--- BEGIN Listed records ---

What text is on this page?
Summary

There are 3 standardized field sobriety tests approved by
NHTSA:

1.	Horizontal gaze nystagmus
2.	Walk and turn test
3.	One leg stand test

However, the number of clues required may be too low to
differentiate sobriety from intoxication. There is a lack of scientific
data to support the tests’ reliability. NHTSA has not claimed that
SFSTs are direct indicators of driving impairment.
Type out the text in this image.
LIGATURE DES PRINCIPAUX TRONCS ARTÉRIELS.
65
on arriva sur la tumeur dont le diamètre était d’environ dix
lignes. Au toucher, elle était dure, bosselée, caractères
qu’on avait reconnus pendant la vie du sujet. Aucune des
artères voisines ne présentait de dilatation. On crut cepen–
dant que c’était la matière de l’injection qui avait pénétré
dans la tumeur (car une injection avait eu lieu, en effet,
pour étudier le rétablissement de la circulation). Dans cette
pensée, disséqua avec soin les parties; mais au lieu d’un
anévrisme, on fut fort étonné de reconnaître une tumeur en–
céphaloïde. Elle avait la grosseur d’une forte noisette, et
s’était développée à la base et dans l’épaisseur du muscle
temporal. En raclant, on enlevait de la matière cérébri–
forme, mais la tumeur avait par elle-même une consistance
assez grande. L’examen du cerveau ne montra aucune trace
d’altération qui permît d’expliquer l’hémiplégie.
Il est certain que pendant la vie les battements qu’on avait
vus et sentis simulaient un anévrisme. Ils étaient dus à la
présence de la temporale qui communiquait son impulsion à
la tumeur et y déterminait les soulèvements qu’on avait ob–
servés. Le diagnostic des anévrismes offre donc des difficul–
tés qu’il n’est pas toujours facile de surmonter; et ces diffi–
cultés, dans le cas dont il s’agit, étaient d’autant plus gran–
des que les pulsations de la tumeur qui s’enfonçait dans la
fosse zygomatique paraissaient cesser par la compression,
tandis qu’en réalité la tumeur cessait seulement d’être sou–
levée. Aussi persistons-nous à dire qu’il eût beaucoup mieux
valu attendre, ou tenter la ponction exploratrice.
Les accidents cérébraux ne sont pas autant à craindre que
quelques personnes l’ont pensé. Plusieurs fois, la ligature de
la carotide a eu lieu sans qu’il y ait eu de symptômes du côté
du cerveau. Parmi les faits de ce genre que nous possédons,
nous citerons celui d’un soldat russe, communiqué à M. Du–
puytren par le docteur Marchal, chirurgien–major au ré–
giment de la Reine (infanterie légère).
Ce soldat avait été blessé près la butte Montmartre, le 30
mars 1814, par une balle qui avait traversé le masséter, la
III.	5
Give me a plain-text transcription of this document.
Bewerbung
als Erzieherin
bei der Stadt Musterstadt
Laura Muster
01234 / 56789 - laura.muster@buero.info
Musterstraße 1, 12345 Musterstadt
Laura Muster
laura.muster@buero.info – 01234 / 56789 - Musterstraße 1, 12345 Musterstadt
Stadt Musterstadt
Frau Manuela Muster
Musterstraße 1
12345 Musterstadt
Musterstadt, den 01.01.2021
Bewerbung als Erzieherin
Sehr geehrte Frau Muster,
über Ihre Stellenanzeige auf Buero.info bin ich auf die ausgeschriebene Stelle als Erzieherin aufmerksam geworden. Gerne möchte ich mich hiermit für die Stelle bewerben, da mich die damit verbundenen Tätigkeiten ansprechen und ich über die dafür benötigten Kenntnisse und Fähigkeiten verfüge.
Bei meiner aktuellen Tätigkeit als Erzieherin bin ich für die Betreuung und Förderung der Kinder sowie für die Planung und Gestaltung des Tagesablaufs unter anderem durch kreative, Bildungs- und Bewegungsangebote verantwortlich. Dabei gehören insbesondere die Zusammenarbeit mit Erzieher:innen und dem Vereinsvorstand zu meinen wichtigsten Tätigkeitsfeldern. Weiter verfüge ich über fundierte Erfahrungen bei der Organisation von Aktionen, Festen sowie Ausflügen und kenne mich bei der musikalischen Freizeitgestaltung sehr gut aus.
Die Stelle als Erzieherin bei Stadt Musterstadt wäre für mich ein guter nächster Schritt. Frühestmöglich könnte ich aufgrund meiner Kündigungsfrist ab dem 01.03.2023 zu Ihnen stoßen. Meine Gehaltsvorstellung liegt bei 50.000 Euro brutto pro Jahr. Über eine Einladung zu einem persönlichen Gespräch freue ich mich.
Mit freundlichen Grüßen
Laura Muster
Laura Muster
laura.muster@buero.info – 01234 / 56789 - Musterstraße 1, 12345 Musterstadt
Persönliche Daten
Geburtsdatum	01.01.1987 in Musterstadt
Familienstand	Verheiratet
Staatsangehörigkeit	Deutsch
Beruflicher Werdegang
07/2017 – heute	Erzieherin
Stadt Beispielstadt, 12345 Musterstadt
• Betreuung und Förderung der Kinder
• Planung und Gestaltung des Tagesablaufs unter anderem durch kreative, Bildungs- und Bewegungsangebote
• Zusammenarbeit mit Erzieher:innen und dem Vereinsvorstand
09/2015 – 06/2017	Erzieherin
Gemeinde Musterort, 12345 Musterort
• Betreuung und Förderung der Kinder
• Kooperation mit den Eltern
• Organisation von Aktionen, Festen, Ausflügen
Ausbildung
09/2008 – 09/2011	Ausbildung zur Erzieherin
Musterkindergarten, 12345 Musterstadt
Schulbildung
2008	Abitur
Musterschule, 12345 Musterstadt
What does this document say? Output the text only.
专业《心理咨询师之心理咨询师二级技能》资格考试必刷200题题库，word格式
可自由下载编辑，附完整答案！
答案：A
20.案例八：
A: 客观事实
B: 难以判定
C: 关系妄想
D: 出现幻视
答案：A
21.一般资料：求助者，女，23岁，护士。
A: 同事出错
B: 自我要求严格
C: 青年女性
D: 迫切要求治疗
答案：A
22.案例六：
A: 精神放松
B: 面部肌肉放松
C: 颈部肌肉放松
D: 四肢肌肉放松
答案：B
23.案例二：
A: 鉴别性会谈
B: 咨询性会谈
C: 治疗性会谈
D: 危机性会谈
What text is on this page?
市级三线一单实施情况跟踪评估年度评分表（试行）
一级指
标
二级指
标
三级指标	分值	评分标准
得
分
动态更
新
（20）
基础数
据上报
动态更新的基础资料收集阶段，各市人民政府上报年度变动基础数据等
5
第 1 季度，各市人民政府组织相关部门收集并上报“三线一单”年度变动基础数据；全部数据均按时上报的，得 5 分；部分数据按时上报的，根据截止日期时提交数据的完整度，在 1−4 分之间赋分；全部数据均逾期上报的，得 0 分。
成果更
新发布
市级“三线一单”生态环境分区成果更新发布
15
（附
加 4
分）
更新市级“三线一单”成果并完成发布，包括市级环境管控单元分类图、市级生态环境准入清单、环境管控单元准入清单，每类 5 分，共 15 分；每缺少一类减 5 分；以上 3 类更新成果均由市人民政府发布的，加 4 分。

--- END Listed records ---

◆ **Task**:
Where a line in the entries holds the word "Musterstadt", copy that line.

◆ **Completed exercise**:
bei der Stadt Musterstadt
Musterstraße 1, 12345 Musterstadt
laura.muster@buero.info – 01234 / 56789 - Musterstraße 1, 12345 Musterstadt
Stadt Musterstadt
12345 Musterstadt
Musterstadt, den 01.01.2021
Die Stelle als Erzieherin bei Stadt Musterstadt wäre für mich ein guter nächster Schritt. Frühestmöglich könnte ich aufgrund meiner Kündigungsfrist ab dem 01.03.2023 zu Ihnen stoßen. Meine Gehaltsvorstellung liegt bei 50.000 Euro brutto pro Jahr. Über eine Einladung zu einem persönlichen Gespräch freue ich mich.
laura.muster@buero.info – 01234 / 56789 - Musterstraße 1, 12345 Musterstadt
Geburtsdatum	01.01.1987 in Musterstadt
Stadt Beispielstadt, 12345 Musterstadt
Musterkindergarten, 12345 Musterstadt
Musterschule, 12345 Musterstadt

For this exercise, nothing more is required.